— begin Given entries —

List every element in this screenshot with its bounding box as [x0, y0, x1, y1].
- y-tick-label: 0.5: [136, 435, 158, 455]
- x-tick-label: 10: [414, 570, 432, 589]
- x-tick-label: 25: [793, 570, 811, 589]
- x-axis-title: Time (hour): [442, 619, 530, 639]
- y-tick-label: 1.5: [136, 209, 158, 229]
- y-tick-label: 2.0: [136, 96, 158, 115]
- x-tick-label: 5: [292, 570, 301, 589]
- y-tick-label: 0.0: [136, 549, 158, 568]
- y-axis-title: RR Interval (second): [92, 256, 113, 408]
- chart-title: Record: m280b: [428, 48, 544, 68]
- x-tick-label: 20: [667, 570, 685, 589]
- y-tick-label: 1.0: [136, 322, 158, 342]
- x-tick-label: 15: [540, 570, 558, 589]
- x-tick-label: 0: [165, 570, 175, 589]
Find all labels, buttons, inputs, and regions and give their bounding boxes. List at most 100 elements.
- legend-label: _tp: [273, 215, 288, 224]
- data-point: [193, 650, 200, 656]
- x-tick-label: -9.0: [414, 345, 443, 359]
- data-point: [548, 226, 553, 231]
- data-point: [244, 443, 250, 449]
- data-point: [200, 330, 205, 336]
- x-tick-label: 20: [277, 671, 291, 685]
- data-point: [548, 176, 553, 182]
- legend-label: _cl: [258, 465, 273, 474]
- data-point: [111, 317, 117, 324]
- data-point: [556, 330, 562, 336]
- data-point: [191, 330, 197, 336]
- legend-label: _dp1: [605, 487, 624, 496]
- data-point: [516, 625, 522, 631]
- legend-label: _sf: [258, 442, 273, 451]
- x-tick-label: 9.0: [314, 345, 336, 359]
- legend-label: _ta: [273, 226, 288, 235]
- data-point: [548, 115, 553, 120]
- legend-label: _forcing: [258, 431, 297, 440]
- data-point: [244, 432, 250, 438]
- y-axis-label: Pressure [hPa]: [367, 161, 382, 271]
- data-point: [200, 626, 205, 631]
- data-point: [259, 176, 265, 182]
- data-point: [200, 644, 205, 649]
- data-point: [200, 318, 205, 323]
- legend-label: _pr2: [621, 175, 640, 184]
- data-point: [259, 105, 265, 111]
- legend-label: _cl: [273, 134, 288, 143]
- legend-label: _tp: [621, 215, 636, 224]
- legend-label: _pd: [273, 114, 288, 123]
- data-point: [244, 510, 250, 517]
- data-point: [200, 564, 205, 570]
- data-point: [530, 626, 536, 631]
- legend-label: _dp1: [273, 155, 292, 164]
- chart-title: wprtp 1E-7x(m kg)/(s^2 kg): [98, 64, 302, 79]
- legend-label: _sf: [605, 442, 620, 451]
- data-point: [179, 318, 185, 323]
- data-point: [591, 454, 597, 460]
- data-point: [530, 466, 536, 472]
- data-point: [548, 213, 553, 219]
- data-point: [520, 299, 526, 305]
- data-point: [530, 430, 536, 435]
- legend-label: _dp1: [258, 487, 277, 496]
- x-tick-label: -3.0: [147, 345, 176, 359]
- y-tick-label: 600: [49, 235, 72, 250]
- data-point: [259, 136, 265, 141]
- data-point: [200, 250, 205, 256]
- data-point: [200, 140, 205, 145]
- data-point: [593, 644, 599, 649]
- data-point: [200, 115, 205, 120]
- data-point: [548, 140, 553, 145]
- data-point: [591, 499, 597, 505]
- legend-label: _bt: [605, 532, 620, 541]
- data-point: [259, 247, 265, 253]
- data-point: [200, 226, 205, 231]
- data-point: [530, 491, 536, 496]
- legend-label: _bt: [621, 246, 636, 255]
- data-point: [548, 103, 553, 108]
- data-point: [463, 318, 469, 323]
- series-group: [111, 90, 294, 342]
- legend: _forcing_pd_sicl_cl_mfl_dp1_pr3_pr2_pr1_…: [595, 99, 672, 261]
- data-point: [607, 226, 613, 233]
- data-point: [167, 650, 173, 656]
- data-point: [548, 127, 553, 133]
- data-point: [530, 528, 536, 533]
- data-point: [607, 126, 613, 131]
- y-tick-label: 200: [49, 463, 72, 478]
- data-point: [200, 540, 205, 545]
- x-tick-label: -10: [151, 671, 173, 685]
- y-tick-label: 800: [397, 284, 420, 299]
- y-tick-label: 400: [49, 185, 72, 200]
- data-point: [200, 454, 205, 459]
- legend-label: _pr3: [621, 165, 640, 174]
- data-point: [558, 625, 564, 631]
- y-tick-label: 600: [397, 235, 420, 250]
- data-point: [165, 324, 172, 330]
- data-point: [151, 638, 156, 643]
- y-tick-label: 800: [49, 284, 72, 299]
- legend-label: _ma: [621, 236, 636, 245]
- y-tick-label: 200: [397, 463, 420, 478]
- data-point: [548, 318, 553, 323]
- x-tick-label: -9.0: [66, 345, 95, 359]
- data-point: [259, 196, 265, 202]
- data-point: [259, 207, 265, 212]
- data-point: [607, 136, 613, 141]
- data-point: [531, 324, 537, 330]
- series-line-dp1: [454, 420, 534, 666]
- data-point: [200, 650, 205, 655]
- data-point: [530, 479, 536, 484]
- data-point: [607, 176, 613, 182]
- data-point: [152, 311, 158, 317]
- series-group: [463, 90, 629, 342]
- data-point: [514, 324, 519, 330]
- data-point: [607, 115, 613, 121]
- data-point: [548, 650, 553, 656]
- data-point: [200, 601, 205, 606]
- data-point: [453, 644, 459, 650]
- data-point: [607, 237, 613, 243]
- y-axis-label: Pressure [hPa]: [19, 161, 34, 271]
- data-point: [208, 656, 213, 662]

— end Given entries —

▸ Exercise goal: Can you copy out, word for word, everything from the start of the records down to the line containing "- legend-label: _dp1: [605, 487, 624, 496]", including that line?

▸ Response for this exercise:
List every element in this screenshot with its bounding box as [x0, y0, x1, y1].
- y-tick-label: 0.5: [136, 435, 158, 455]
- x-tick-label: 10: [414, 570, 432, 589]
- x-tick-label: 25: [793, 570, 811, 589]
- x-axis-title: Time (hour): [442, 619, 530, 639]
- y-tick-label: 1.5: [136, 209, 158, 229]
- y-tick-label: 2.0: [136, 96, 158, 115]
- x-tick-label: 5: [292, 570, 301, 589]
- y-tick-label: 0.0: [136, 549, 158, 568]
- y-axis-title: RR Interval (second): [92, 256, 113, 408]
- chart-title: Record: m280b: [428, 48, 544, 68]
- x-tick-label: 20: [667, 570, 685, 589]
- y-tick-label: 1.0: [136, 322, 158, 342]
- x-tick-label: 15: [540, 570, 558, 589]
- x-tick-label: 0: [165, 570, 175, 589]
Find all labels, buttons, inputs, and regions and give their bounding boxes. List at most 100 elements.
- legend-label: _tp: [273, 215, 288, 224]
- data-point: [193, 650, 200, 656]
- x-tick-label: -9.0: [414, 345, 443, 359]
- data-point: [548, 226, 553, 231]
- data-point: [244, 443, 250, 449]
- data-point: [200, 330, 205, 336]
- x-tick-label: 20: [277, 671, 291, 685]
- data-point: [548, 176, 553, 182]
- legend-label: _cl: [258, 465, 273, 474]
- data-point: [111, 317, 117, 324]
- data-point: [556, 330, 562, 336]
- data-point: [191, 330, 197, 336]
- legend-label: _dp1: [605, 487, 624, 496]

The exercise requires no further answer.